#### AVAILABLE RECORDS
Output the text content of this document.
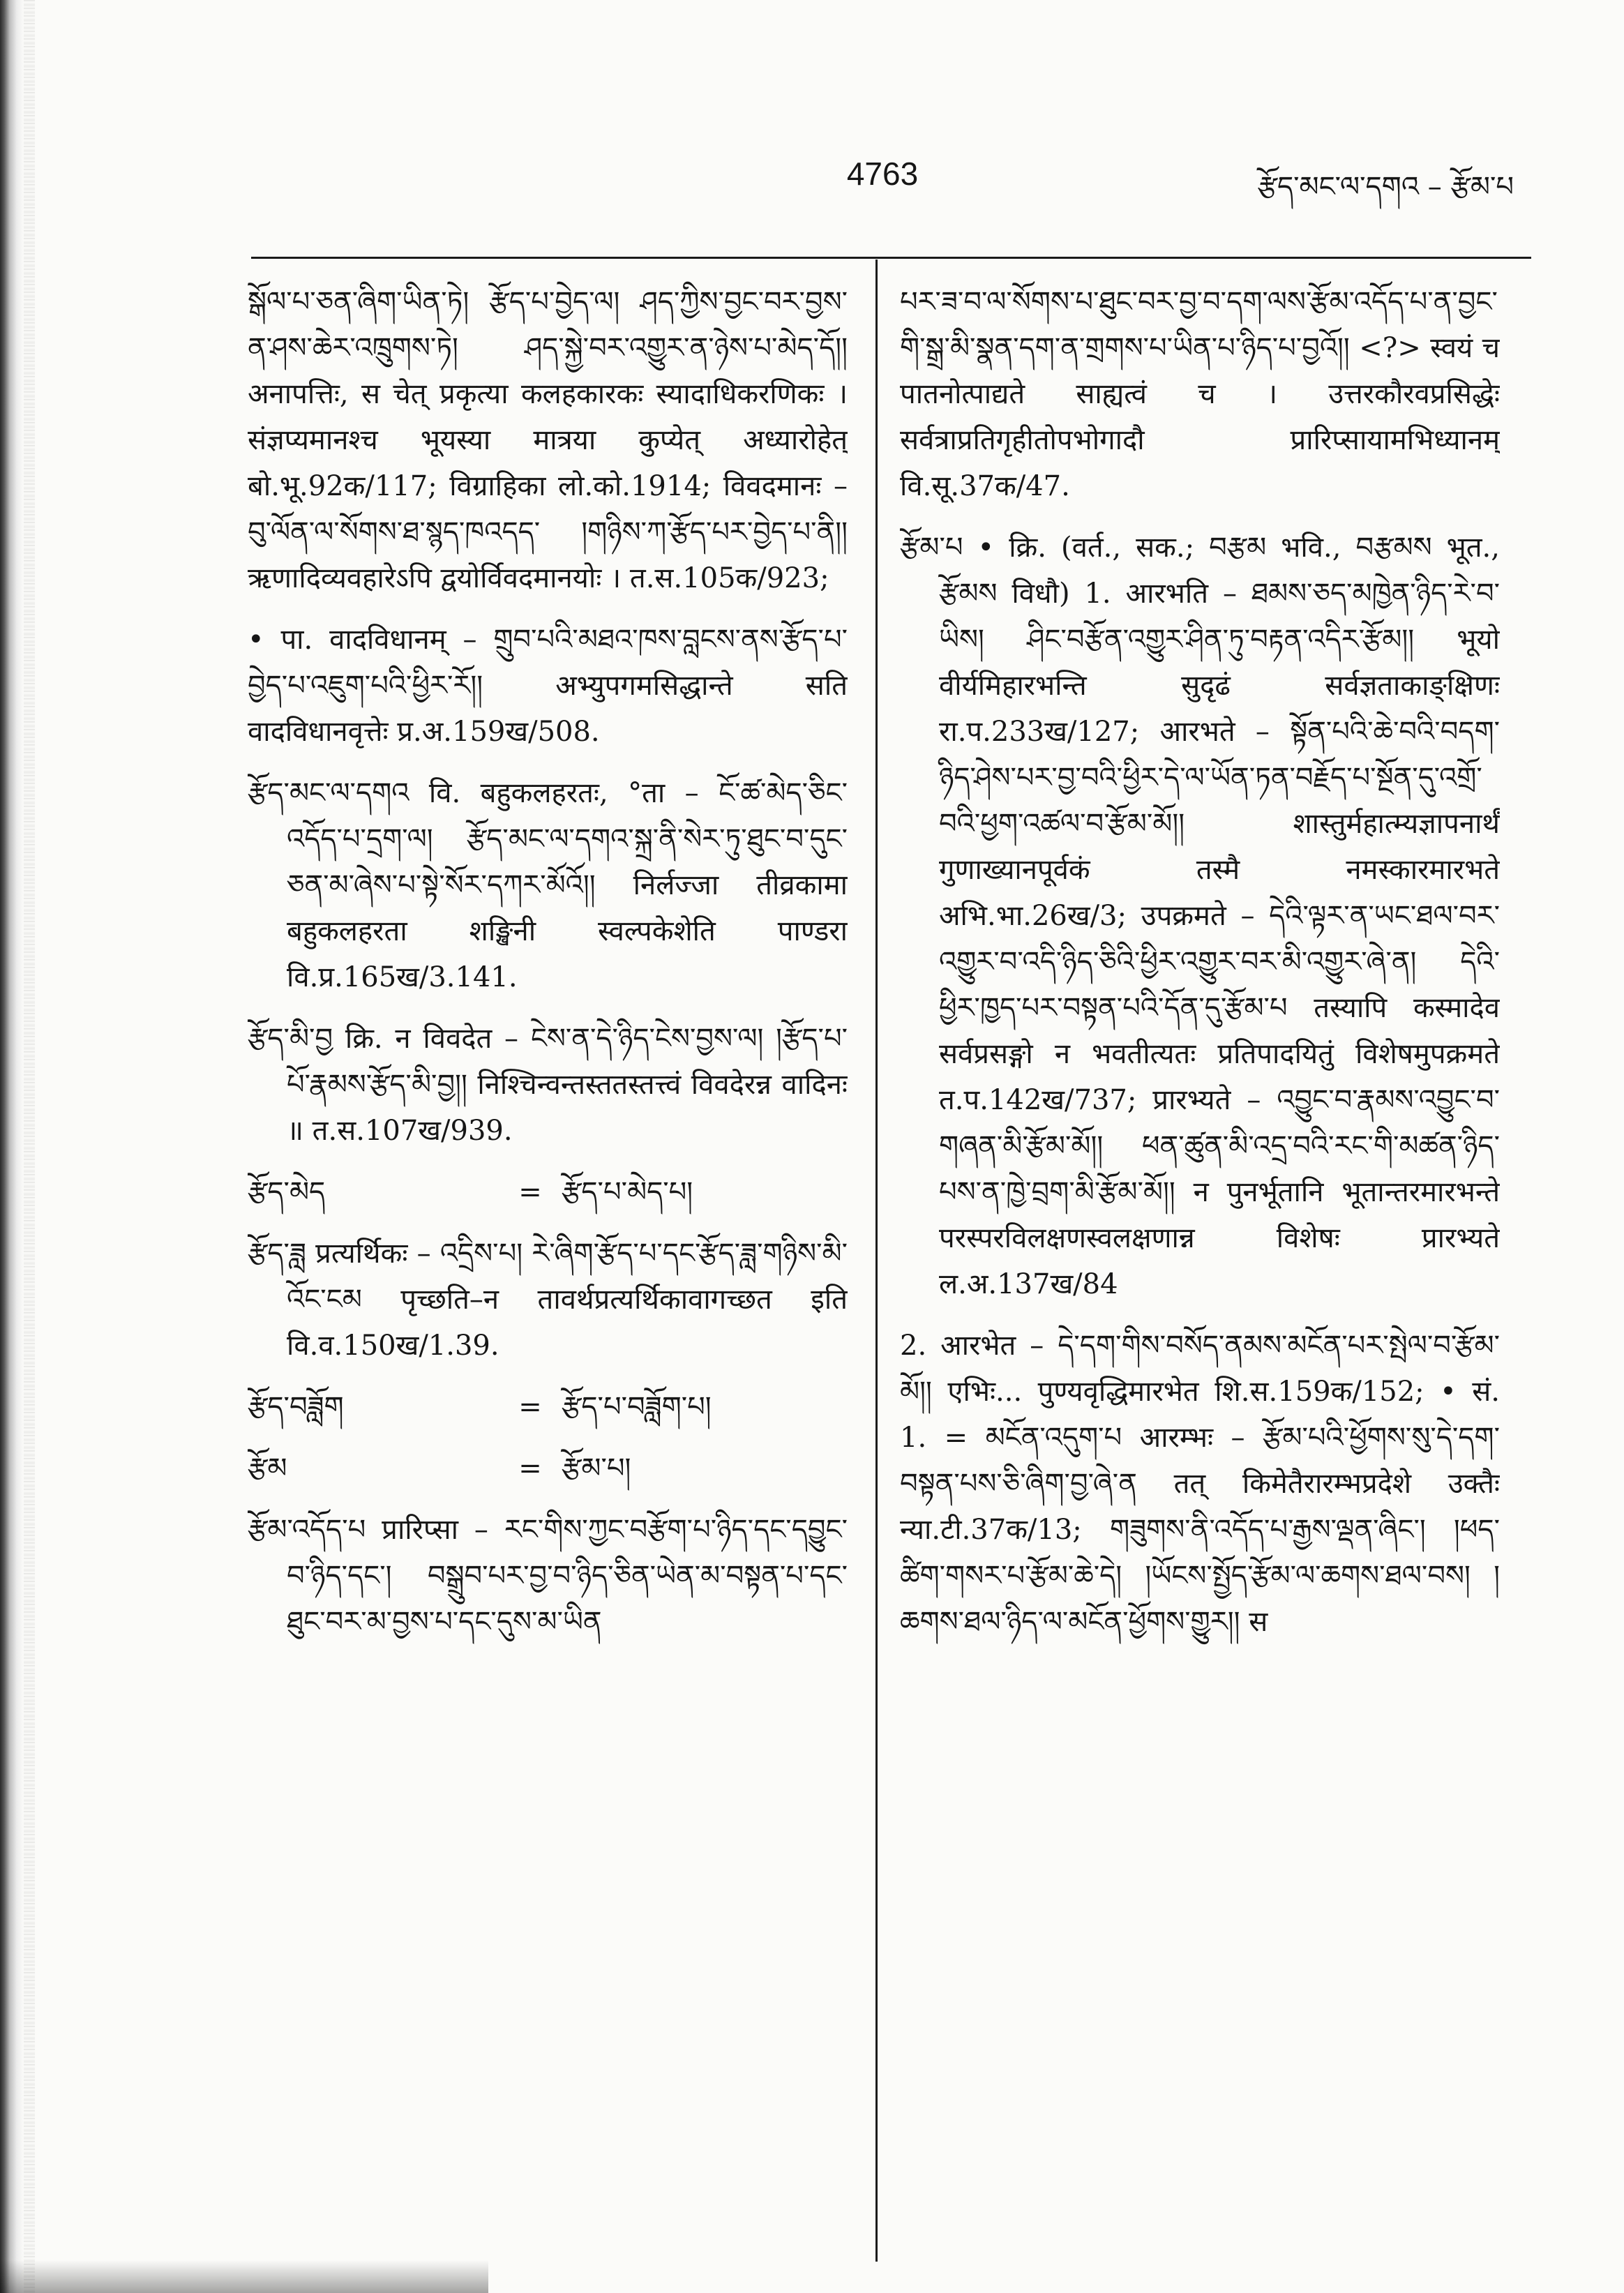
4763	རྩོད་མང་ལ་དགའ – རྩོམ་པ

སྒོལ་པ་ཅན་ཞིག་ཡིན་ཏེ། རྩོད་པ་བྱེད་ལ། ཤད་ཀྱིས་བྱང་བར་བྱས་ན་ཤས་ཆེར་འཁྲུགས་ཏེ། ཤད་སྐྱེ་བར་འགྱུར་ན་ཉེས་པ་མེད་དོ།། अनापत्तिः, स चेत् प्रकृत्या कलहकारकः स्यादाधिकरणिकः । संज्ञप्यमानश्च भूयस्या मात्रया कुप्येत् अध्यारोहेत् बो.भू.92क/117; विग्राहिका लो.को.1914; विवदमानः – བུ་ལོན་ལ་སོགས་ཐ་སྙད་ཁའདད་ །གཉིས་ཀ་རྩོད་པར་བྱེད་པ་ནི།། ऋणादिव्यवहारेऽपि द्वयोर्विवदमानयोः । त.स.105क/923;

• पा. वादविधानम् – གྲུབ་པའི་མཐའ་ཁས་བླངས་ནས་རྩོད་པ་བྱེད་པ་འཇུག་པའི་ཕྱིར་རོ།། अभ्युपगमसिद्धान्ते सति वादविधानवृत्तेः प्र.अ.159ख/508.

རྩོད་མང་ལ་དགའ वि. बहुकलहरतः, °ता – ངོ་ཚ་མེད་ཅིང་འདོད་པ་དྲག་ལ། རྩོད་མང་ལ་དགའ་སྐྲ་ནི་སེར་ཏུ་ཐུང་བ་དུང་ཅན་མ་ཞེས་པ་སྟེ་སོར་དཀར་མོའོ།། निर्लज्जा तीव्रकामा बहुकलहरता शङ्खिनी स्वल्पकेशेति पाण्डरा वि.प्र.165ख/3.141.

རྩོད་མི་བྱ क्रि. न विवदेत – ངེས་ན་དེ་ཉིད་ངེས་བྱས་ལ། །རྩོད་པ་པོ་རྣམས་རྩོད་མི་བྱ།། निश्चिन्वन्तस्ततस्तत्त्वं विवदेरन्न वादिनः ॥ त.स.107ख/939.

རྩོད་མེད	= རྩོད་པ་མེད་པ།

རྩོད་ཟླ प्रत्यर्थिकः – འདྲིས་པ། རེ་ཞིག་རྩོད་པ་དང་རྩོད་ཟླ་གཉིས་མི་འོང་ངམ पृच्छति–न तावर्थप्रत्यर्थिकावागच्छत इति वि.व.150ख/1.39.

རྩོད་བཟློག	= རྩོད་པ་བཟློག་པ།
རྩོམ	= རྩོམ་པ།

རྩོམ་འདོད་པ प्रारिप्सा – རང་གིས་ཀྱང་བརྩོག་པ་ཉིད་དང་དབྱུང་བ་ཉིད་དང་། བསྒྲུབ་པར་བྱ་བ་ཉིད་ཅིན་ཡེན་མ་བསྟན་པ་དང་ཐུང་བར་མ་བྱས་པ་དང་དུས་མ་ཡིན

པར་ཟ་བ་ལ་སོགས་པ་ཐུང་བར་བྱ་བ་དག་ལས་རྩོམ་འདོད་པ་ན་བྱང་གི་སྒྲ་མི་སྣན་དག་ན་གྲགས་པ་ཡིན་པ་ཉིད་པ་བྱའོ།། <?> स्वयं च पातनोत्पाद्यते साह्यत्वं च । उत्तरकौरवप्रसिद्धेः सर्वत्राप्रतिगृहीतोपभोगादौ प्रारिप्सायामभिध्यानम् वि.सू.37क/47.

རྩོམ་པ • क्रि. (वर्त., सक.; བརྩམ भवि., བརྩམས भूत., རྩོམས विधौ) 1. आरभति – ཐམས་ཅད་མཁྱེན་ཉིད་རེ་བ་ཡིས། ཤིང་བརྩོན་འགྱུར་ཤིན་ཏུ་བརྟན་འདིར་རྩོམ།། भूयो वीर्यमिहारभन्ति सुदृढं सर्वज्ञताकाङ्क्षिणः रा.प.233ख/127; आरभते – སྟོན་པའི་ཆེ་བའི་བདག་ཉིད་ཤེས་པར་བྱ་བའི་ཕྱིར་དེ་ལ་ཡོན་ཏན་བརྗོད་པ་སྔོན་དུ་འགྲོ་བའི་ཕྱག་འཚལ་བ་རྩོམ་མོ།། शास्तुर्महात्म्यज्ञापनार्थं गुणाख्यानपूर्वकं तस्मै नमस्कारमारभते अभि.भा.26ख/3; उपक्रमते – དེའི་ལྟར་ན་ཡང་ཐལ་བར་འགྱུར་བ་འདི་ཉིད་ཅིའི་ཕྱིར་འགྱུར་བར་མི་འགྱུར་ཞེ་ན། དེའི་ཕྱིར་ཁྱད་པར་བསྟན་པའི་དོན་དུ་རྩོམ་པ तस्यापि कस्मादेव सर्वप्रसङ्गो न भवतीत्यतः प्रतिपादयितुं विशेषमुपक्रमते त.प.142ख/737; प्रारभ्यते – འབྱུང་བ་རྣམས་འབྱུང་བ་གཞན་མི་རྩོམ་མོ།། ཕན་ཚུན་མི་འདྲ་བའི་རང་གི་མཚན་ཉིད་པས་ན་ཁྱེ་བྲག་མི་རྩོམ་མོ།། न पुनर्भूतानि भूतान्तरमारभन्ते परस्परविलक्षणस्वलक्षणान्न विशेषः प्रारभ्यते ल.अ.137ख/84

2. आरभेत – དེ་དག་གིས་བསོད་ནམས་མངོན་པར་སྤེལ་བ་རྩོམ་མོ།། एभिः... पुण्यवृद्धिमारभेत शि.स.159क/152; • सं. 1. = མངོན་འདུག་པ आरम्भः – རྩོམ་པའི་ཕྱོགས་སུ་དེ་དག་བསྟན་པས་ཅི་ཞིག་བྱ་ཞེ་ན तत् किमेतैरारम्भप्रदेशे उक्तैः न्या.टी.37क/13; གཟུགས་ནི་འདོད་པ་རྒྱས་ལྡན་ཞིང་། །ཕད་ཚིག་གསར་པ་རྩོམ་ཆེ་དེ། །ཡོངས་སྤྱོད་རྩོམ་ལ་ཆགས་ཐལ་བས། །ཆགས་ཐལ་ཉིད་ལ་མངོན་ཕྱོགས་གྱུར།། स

#### DIRECTIONS FOR THIS TASK
Set down the material exactly, every line of it, except for the pictures.

#### WRITTEN ANSWER
Output the text content of this document.
4763	རྩོད་མང་ལ་དགའ – རྩོམ་པ

སྒོལ་པ་ཅན་ཞིག་ཡིན་ཏེ། རྩོད་པ་བྱེད་ལ། ཤད་ཀྱིས་བྱང་བར་བྱས་ན་ཤས་ཆེར་འཁྲུགས་ཏེ། ཤད་སྐྱེ་བར་འགྱུར་ན་ཉེས་པ་མེད་དོ།། अनापत्तिः, स चेत् प्रकृत्या कलहकारकः स्यादाधिकरणिकः । संज्ञप्यमानश्च भूयस्या मात्रया कुप्येत् अध्यारोहेत् बो.भू.92क/117; विग्राहिका लो.को.1914; विवदमानः – བུ་ལོན་ལ་སོགས་ཐ་སྙད་ཁའདད་ །གཉིས་ཀ་རྩོད་པར་བྱེད་པ་ནི།། ऋणादिव्यवहारेऽपि द्वयोर्विवदमानयोः । त.स.105क/923;

• पा. वादविधानम् – གྲུབ་པའི་མཐའ་ཁས་བླངས་ནས་རྩོད་པ་བྱེད་པ་འཇུག་པའི་ཕྱིར་རོ།། अभ्युपगमसिद्धान्ते सति वादविधानवृत्तेः प्र.अ.159ख/508.

རྩོད་མང་ལ་དགའ वि. बहुकलहरतः, °ता – ངོ་ཚ་མེད་ཅིང་འདོད་པ་དྲག་ལ། རྩོད་མང་ལ་དགའ་སྐྲ་ནི་སེར་ཏུ་ཐུང་བ་དུང་ཅན་མ་ཞེས་པ་སྟེ་སོར་དཀར་མོའོ།། निर्लज्जा तीव्रकामा बहुकलहरता शङ्खिनी स्वल्पकेशेति पाण्डरा वि.प्र.165ख/3.141.

རྩོད་མི་བྱ क्रि. न विवदेत – ངེས་ན་དེ་ཉིད་ངེས་བྱས་ལ། །རྩོད་པ་པོ་རྣམས་རྩོད་མི་བྱ།། निश्चिन्वन्तस्ततस्तत्त्वं विवदेरन्न वादिनः ॥ त.स.107ख/939.

རྩོད་མེད	= རྩོད་པ་མེད་པ།

རྩོད་ཟླ प्रत्यर्थिकः – འདྲིས་པ། རེ་ཞིག་རྩོད་པ་དང་རྩོད་ཟླ་གཉིས་མི་འོང་ངམ पृच्छति–न तावर्थप्रत्यर्थिकावागच्छत इति वि.व.150ख/1.39.

རྩོད་བཟློག	= རྩོད་པ་བཟློག་པ།
རྩོམ	= རྩོམ་པ།

རྩོམ་འདོད་པ प्रारिप्सा – རང་གིས་ཀྱང་བརྩོག་པ་ཉིད་དང་དབྱུང་བ་ཉིད་དང་། བསྒྲུབ་པར་བྱ་བ་ཉིད་ཅིན་ཡེན་མ་བསྟན་པ་དང་ཐུང་བར་མ་བྱས་པ་དང་དུས་མ་ཡིན

པར་ཟ་བ་ལ་སོགས་པ་ཐུང་བར་བྱ་བ་དག་ལས་རྩོམ་འདོད་པ་ན་བྱང་གི་སྒྲ་མི་སྣན་དག་ན་གྲགས་པ་ཡིན་པ་ཉིད་པ་བྱའོ།། <?> स्वयं च पातनोत्पाद्यते साह्यत्वं च । उत्तरकौरवप्रसिद्धेः सर्वत्राप्रतिगृहीतोपभोगादौ प्रारिप्सायामभिध्यानम् वि.सू.37क/47.

རྩོམ་པ • क्रि. (वर्त., सक.; བརྩམ भवि., བརྩམས भूत., རྩོམས विधौ) 1. आरभति – ཐམས་ཅད་མཁྱེན་ཉིད་རེ་བ་ཡིས། ཤིང་བརྩོན་འགྱུར་ཤིན་ཏུ་བརྟན་འདིར་རྩོམ།། भूयो वीर्यमिहारभन्ति सुदृढं सर्वज्ञताकाङ्क्षिणः रा.प.233ख/127; आरभते – སྟོན་པའི་ཆེ་བའི་བདག་ཉིད་ཤེས་པར་བྱ་བའི་ཕྱིར་དེ་ལ་ཡོན་ཏན་བརྗོད་པ་སྔོན་དུ་འགྲོ་བའི་ཕྱག་འཚལ་བ་རྩོམ་མོ།། शास्तुर्महात्म्यज्ञापनार्थं गुणाख्यानपूर्वकं तस्मै नमस्कारमारभते अभि.भा.26ख/3; उपक्रमते – དེའི་ལྟར་ན་ཡང་ཐལ་བར་འགྱུར་བ་འདི་ཉིད་ཅིའི་ཕྱིར་འགྱུར་བར་མི་འགྱུར་ཞེ་ན། དེའི་ཕྱིར་ཁྱད་པར་བསྟན་པའི་དོན་དུ་རྩོམ་པ तस्यापि कस्मादेव सर्वप्रसङ्गो न भवतीत्यतः प्रतिपादयितुं विशेषमुपक्रमते त.प.142ख/737; प्रारभ्यते – འབྱུང་བ་རྣམས་འབྱུང་བ་གཞན་མི་རྩོམ་མོ།། ཕན་ཚུན་མི་འདྲ་བའི་རང་གི་མཚན་ཉིད་པས་ན་ཁྱེ་བྲག་མི་རྩོམ་མོ།། न पुनर्भूतानि भूतान्तरमारभन्ते परस्परविलक्षणस्वलक्षणान्न विशेषः प्रारभ्यते ल.अ.137ख/84

2. आरभेत – དེ་དག་གིས་བསོད་ནམས་མངོན་པར་སྤེལ་བ་རྩོམ་མོ།། एभिः... पुण्यवृद्धिमारभेत शि.स.159क/152; • सं. 1. = མངོན་འདུག་པ आरम्भः – རྩོམ་པའི་ཕྱོགས་སུ་དེ་དག་བསྟན་པས་ཅི་ཞིག་བྱ་ཞེ་ན तत् किमेतैरारम्भप्रदेशे उक्तैः न्या.टी.37क/13; གཟུགས་ནི་འདོད་པ་རྒྱས་ལྡན་ཞིང་། །ཕད་ཚིག་གསར་པ་རྩོམ་ཆེ་དེ། །ཡོངས་སྤྱོད་རྩོམ་ལ་ཆགས་ཐལ་བས། །ཆགས་ཐལ་ཉིད་ལ་མངོན་ཕྱོགས་གྱུར།། स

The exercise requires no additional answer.